### The request
Copy out all the lines exactly. Omit pictures.

### Material for this task
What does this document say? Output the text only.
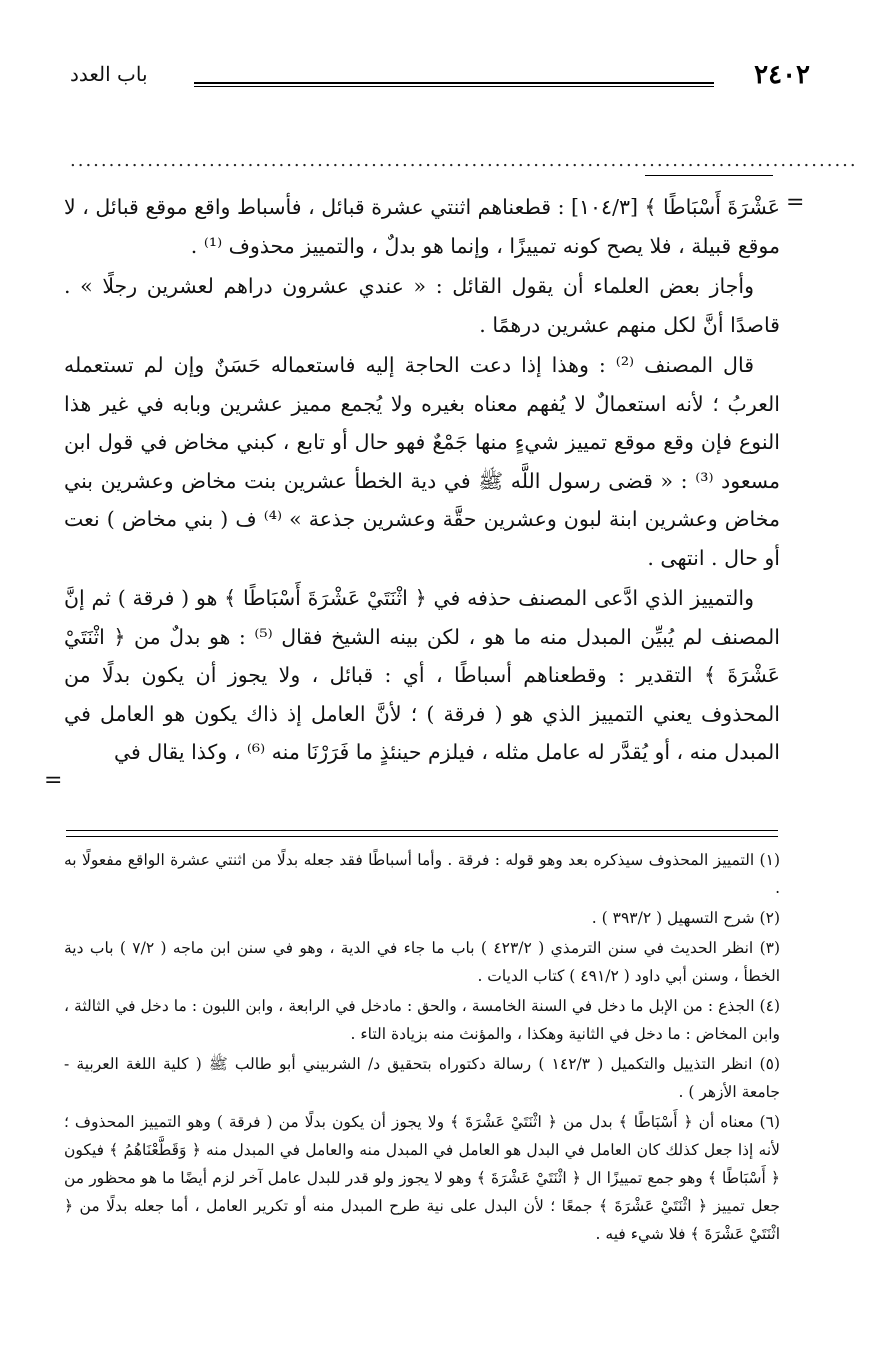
٢٤٠٢
باب العدد
......................................................................................................
=

عَشْرَةَ أَسْبَاطًا ﴾ [١٠٤/٣] : قطعناهم اثنتي عشرة قبائل ، فأسباط واقع موقع قبائل ، لا موقع قبيلة ، فلا يصح كونه تمييزًا ، وإنما هو بدلٌ ، والتمييز محذوف ⁽¹⁾ .

وأجاز بعض العلماء أن يقول القائل : « عندي عشرون دراهم لعشرين رجلًا » . قاصدًا أنَّ لكل منهم عشرين درهمًا .

قال المصنف ⁽²⁾ : وهذا إذا دعت الحاجة إليه فاستعماله حَسَنٌ وإن لم تستعمله العربُ ؛ لأنه استعمالٌ لا يُفهم معناه بغيره ولا يُجمع مميز عشرين وبابه في غير هذا النوع فإن وقع موقع تمييز شيءٍ منها جَمْعٌ فهو حال أو تابع ، كبني مخاض في قول ابن مسعود ⁽³⁾ : « قضى رسول اللَّه ﷺ في دية الخطأ عشرين بنت مخاض وعشرين بني مخاض وعشرين ابنة لبون وعشرين حقَّة وعشرين جذعة » ⁽⁴⁾ ف ( بني مخاض ) نعت أو حال . انتهى .

والتمييز الذي ادَّعى المصنف حذفه في ﴿ اثْنَتَيْ عَشْرَةَ أَسْبَاطًا ﴾ هو ( فرقة ) ثم إنَّ المصنف لم يُبيِّن المبدل منه ما هو ، لكن بينه الشيخ فقال ⁽⁵⁾ : هو بدلٌ من ﴿ اثْنَتَيْ عَشْرَةَ ﴾ التقدير : وقطعناهم أسباطًا ، أي : قبائل ، ولا يجوز أن يكون بدلًا من المحذوف يعني التمييز الذي هو ( فرقة ) ؛ لأنَّ العامل إذ ذاك يكون هو العامل في المبدل منه ، أو يُقدَّر له عامل مثله ، فيلزم حينئذٍ ما فَرَرْنَا منه ⁽⁶⁾ ، وكذا يقال في

=

(١) التمييز المحذوف سيذكره بعد وهو قوله : فرقة . وأما أسباطًا فقد جعله بدلًا من اثنتي عشرة الواقع مفعولًا به .

(٢) شرح التسهيل ( ٣٩٣/٢ ) .

(٣) انظر الحديث في سنن الترمذي ( ٤٢٣/٢ ) باب ما جاء في الدية ، وهو في سنن ابن ماجه ( ٧/٢ ) باب دية الخطأ ، وسنن أبي داود ( ٤٩١/٢ ) كتاب الديات .

(٤) الجذع : من الإبل ما دخل في السنة الخامسة ، والحق : مادخل في الرابعة ، وابن اللبون : ما دخل في الثالثة ، وابن المخاض : ما دخل في الثانية وهكذا ، والمؤنث منه بزيادة التاء .

(٥) انظر التذييل والتكميل ( ١٤٢/٣ ) رسالة دكتوراه بتحقيق د/ الشربيني أبو طالب ﷺ ( كلية اللغة العربية - جامعة الأزهر ) .

(٦) معناه أن ﴿ أَسْبَاطًا ﴾ بدل من ﴿ اثْنَتَيْ عَشْرَةَ ﴾ ولا يجوز أن يكون بدلًا من ( فرقة ) وهو التمييز المحذوف ؛ لأنه إذا جعل كذلك كان العامل في البدل هو العامل في المبدل منه والعامل في المبدل منه ﴿ وَقَطَّعْنَاهُمُ ﴾ فيكون ﴿ أَسْبَاطًا ﴾ وهو جمع تمييزًا ال ﴿ اثْنَتَيْ عَشْرَةَ ﴾ وهو لا يجوز ولو قدر للبدل عامل آخر لزم أيضًا ما هو محظور من جعل تمييز ﴿ اثْنَتَيْ عَشْرَةَ ﴾ جمعًا ؛ لأن البدل على نية طرح المبدل منه أو تكرير العامل ، أما جعله بدلًا من ﴿ اثْنَتَيْ عَشْرَةَ ﴾ فلا شيء فيه .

### Answer to this task
What does this document say? Output the text only.
٢٤٠٢
باب العدد
......................................................................................................
=

عَشْرَةَ أَسْبَاطًا ﴾ [١٠٤/٣] : قطعناهم اثنتي عشرة قبائل ، فأسباط واقع موقع قبائل ، لا موقع قبيلة ، فلا يصح كونه تمييزًا ، وإنما هو بدلٌ ، والتمييز محذوف ⁽¹⁾ .

وأجاز بعض العلماء أن يقول القائل : « عندي عشرون دراهم لعشرين رجلًا » . قاصدًا أنَّ لكل منهم عشرين درهمًا .

قال المصنف ⁽²⁾ : وهذا إذا دعت الحاجة إليه فاستعماله حَسَنٌ وإن لم تستعمله العربُ ؛ لأنه استعمالٌ لا يُفهم معناه بغيره ولا يُجمع مميز عشرين وبابه في غير هذا النوع فإن وقع موقع تمييز شيءٍ منها جَمْعٌ فهو حال أو تابع ، كبني مخاض في قول ابن مسعود ⁽³⁾ : « قضى رسول اللَّه ﷺ في دية الخطأ عشرين بنت مخاض وعشرين بني مخاض وعشرين ابنة لبون وعشرين حقَّة وعشرين جذعة » ⁽⁴⁾ ف ( بني مخاض ) نعت أو حال . انتهى .

والتمييز الذي ادَّعى المصنف حذفه في ﴿ اثْنَتَيْ عَشْرَةَ أَسْبَاطًا ﴾ هو ( فرقة ) ثم إنَّ المصنف لم يُبيِّن المبدل منه ما هو ، لكن بينه الشيخ فقال ⁽⁵⁾ : هو بدلٌ من ﴿ اثْنَتَيْ عَشْرَةَ ﴾ التقدير : وقطعناهم أسباطًا ، أي : قبائل ، ولا يجوز أن يكون بدلًا من المحذوف يعني التمييز الذي هو ( فرقة ) ؛ لأنَّ العامل إذ ذاك يكون هو العامل في المبدل منه ، أو يُقدَّر له عامل مثله ، فيلزم حينئذٍ ما فَرَرْنَا منه ⁽⁶⁾ ، وكذا يقال في

=

(١) التمييز المحذوف سيذكره بعد وهو قوله : فرقة . وأما أسباطًا فقد جعله بدلًا من اثنتي عشرة الواقع مفعولًا به .

(٢) شرح التسهيل ( ٣٩٣/٢ ) .

(٣) انظر الحديث في سنن الترمذي ( ٤٢٣/٢ ) باب ما جاء في الدية ، وهو في سنن ابن ماجه ( ٧/٢ ) باب دية الخطأ ، وسنن أبي داود ( ٤٩١/٢ ) كتاب الديات .

(٤) الجذع : من الإبل ما دخل في السنة الخامسة ، والحق : مادخل في الرابعة ، وابن اللبون : ما دخل في الثالثة ، وابن المخاض : ما دخل في الثانية وهكذا ، والمؤنث منه بزيادة التاء .

(٥) انظر التذييل والتكميل ( ١٤٢/٣ ) رسالة دكتوراه بتحقيق د/ الشربيني أبو طالب ﷺ ( كلية اللغة العربية - جامعة الأزهر ) .

(٦) معناه أن ﴿ أَسْبَاطًا ﴾ بدل من ﴿ اثْنَتَيْ عَشْرَةَ ﴾ ولا يجوز أن يكون بدلًا من ( فرقة ) وهو التمييز المحذوف ؛ لأنه إذا جعل كذلك كان العامل في البدل هو العامل في المبدل منه والعامل في المبدل منه ﴿ وَقَطَّعْنَاهُمُ ﴾ فيكون ﴿ أَسْبَاطًا ﴾ وهو جمع تمييزًا ال ﴿ اثْنَتَيْ عَشْرَةَ ﴾ وهو لا يجوز ولو قدر للبدل عامل آخر لزم أيضًا ما هو محظور من جعل تمييز ﴿ اثْنَتَيْ عَشْرَةَ ﴾ جمعًا ؛ لأن البدل على نية طرح المبدل منه أو تكرير العامل ، أما جعله بدلًا من ﴿ اثْنَتَيْ عَشْرَةَ ﴾ فلا شيء فيه .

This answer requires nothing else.